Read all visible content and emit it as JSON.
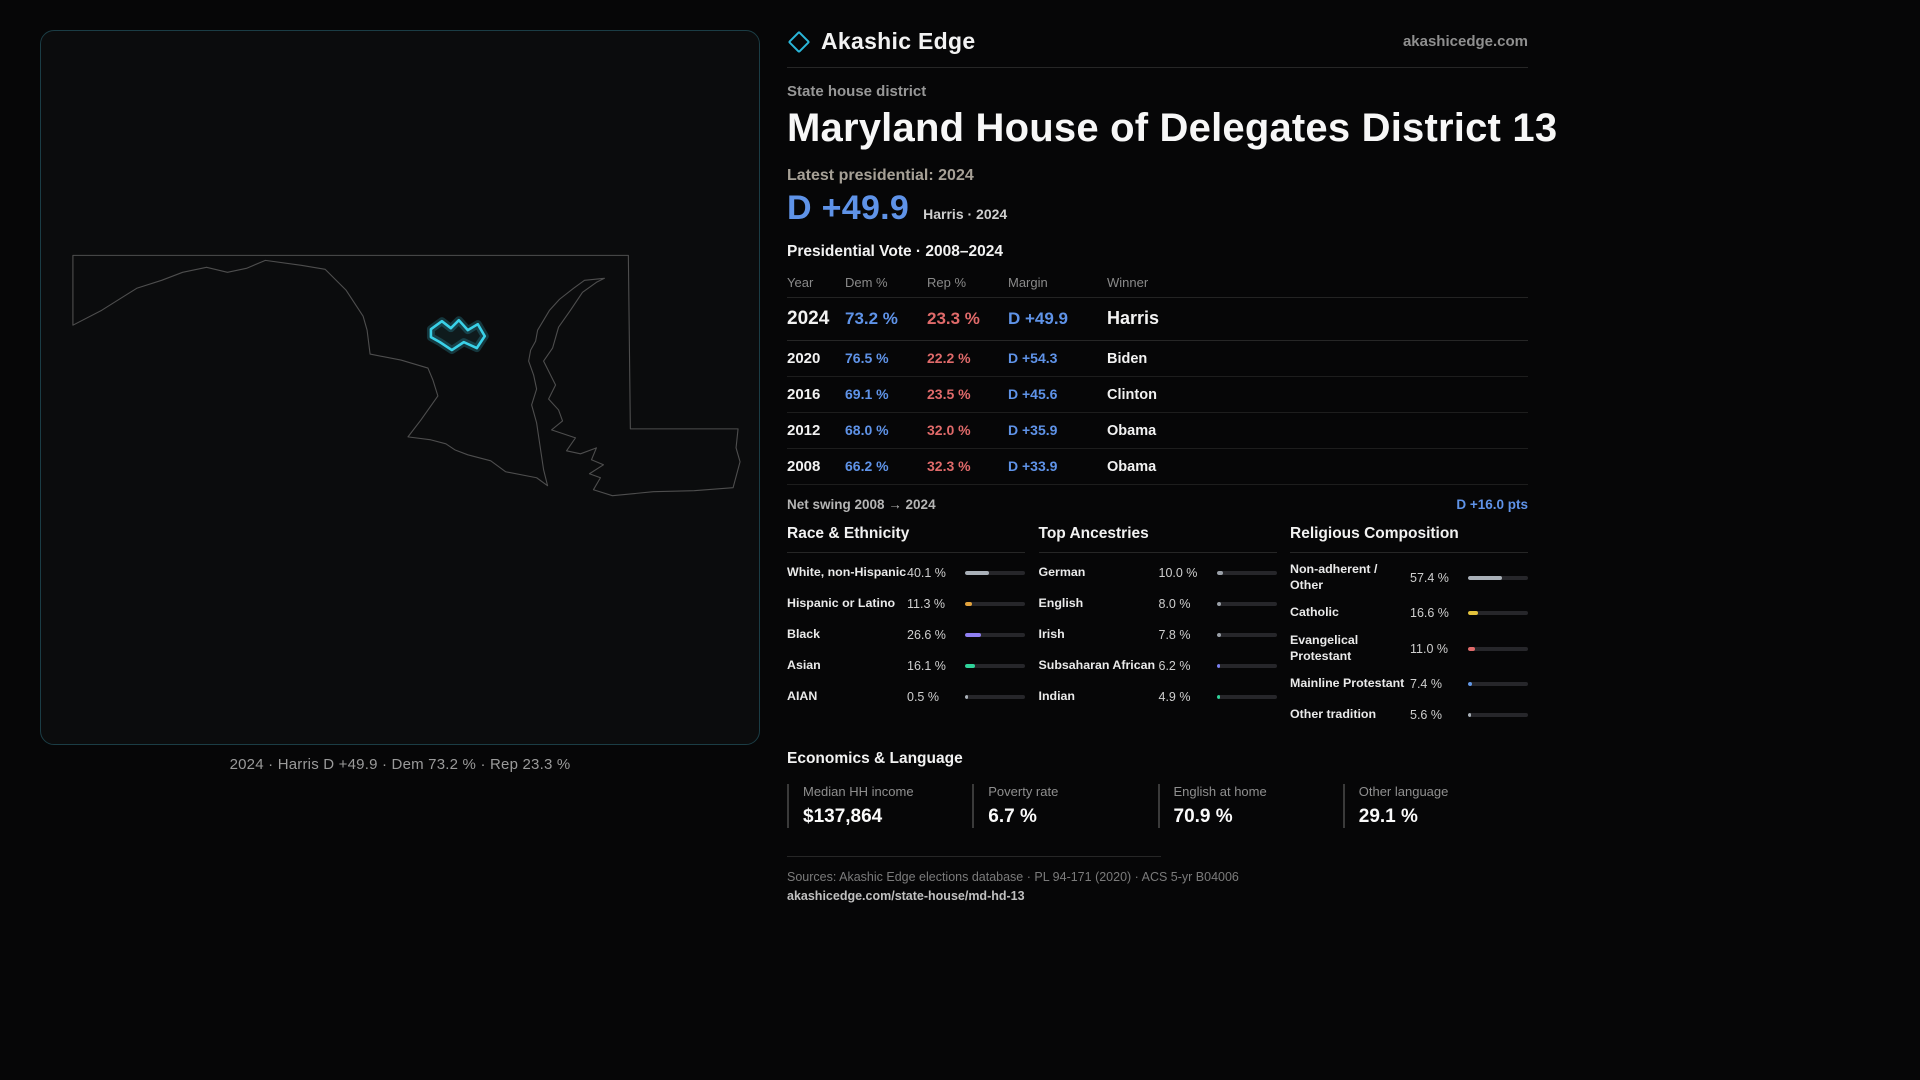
{
  "map_panel": {
    "caption": "2024 · Harris D +49.9 · Dem 73.2 % · Rep 23.3 %",
    "outline_color": "#4e4e4e",
    "highlight_color": "#3ad1e8"
  },
  "header": {
    "brand": "Akashic Edge",
    "site": "akashicedge.com"
  },
  "district": {
    "kicker": "State house district",
    "title": "Maryland House of Delegates District 13",
    "latest_label": "Latest presidential: 2024",
    "headline_margin": "D +49.9",
    "headline_note": "Harris · 2024"
  },
  "vote_table": {
    "title": "Presidential Vote · 2008–2024",
    "columns": [
      "Year",
      "Dem %",
      "Rep %",
      "Margin",
      "Winner"
    ],
    "rows": [
      {
        "year": "2024",
        "dem": "73.2 %",
        "rep": "23.3 %",
        "margin": "D +49.9",
        "winner": "Harris"
      },
      {
        "year": "2020",
        "dem": "76.5 %",
        "rep": "22.2 %",
        "margin": "D +54.3",
        "winner": "Biden"
      },
      {
        "year": "2016",
        "dem": "69.1 %",
        "rep": "23.5 %",
        "margin": "D +45.6",
        "winner": "Clinton"
      },
      {
        "year": "2012",
        "dem": "68.0 %",
        "rep": "32.0 %",
        "margin": "D +35.9",
        "winner": "Obama"
      },
      {
        "year": "2008",
        "dem": "66.2 %",
        "rep": "32.3 %",
        "margin": "D +33.9",
        "winner": "Obama"
      }
    ],
    "net_swing_label": "Net swing 2008 → 2024",
    "net_swing_value": "D +16.0 pts"
  },
  "demographics": {
    "race": {
      "title": "Race & Ethnicity",
      "rows": [
        {
          "label": "White, non-Hispanic",
          "value": "40.1 %",
          "pct": 40.1,
          "color": "#a9b0b8"
        },
        {
          "label": "Hispanic or Latino",
          "value": "11.3 %",
          "pct": 11.3,
          "color": "#e2a23c"
        },
        {
          "label": "Black",
          "value": "26.6 %",
          "pct": 26.6,
          "color": "#8f7ff2"
        },
        {
          "label": "Asian",
          "value": "16.1 %",
          "pct": 16.1,
          "color": "#2fd39a"
        },
        {
          "label": "AIAN",
          "value": "0.5 %",
          "pct": 0.5,
          "color": "#a9b0b8"
        }
      ]
    },
    "ancestries": {
      "title": "Top Ancestries",
      "rows": [
        {
          "label": "German",
          "value": "10.0 %",
          "pct": 10.0,
          "color": "#9aa0a8"
        },
        {
          "label": "English",
          "value": "8.0 %",
          "pct": 8.0,
          "color": "#9aa0a8"
        },
        {
          "label": "Irish",
          "value": "7.8 %",
          "pct": 7.8,
          "color": "#9aa0a8"
        },
        {
          "label": "Subsaharan African",
          "value": "6.2 %",
          "pct": 6.2,
          "color": "#7a7ff0"
        },
        {
          "label": "Indian",
          "value": "4.9 %",
          "pct": 4.9,
          "color": "#2fd39a"
        }
      ]
    },
    "religion": {
      "title": "Religious Composition",
      "rows": [
        {
          "label": "Non-adherent / Other",
          "value": "57.4 %",
          "pct": 57.4,
          "color": "#a9b0b8"
        },
        {
          "label": "Catholic",
          "value": "16.6 %",
          "pct": 16.6,
          "color": "#e3c23c"
        },
        {
          "label": "Evangelical Protestant",
          "value": "11.0 %",
          "pct": 11.0,
          "color": "#e06a6a"
        },
        {
          "label": "Mainline Protestant",
          "value": "7.4 %",
          "pct": 7.4,
          "color": "#6197e6"
        },
        {
          "label": "Other tradition",
          "value": "5.6 %",
          "pct": 5.6,
          "color": "#a9b0b8"
        }
      ]
    }
  },
  "economics": {
    "title": "Economics & Language",
    "stats": [
      {
        "label": "Median HH income",
        "value": "$137,864"
      },
      {
        "label": "Poverty rate",
        "value": "6.7 %"
      },
      {
        "label": "English at home",
        "value": "70.9 %"
      },
      {
        "label": "Other language",
        "value": "29.1 %"
      }
    ]
  },
  "footer": {
    "sources": "Sources: Akashic Edge elections database · PL 94-171 (2020) · ACS 5-yr B04006",
    "permalink": "akashicedge.com/state-house/md-hd-13"
  },
  "colors": {
    "dem": "#5f93e8",
    "rep": "#e06a6a",
    "accent": "#3ad1e8"
  }
}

◆ ◆ ◆ ◆ ◆

§ **REQUIREMENTS**:
Gather every line from the listing above in which the word "Harris" appears.

§ **FINAL RESULT**:
    "caption": "2024 · Harris D +49.9 · Dem 73.2 % · Rep 23.3 %",
    "headline_note": "Harris · 2024"
        "winner": "Harris"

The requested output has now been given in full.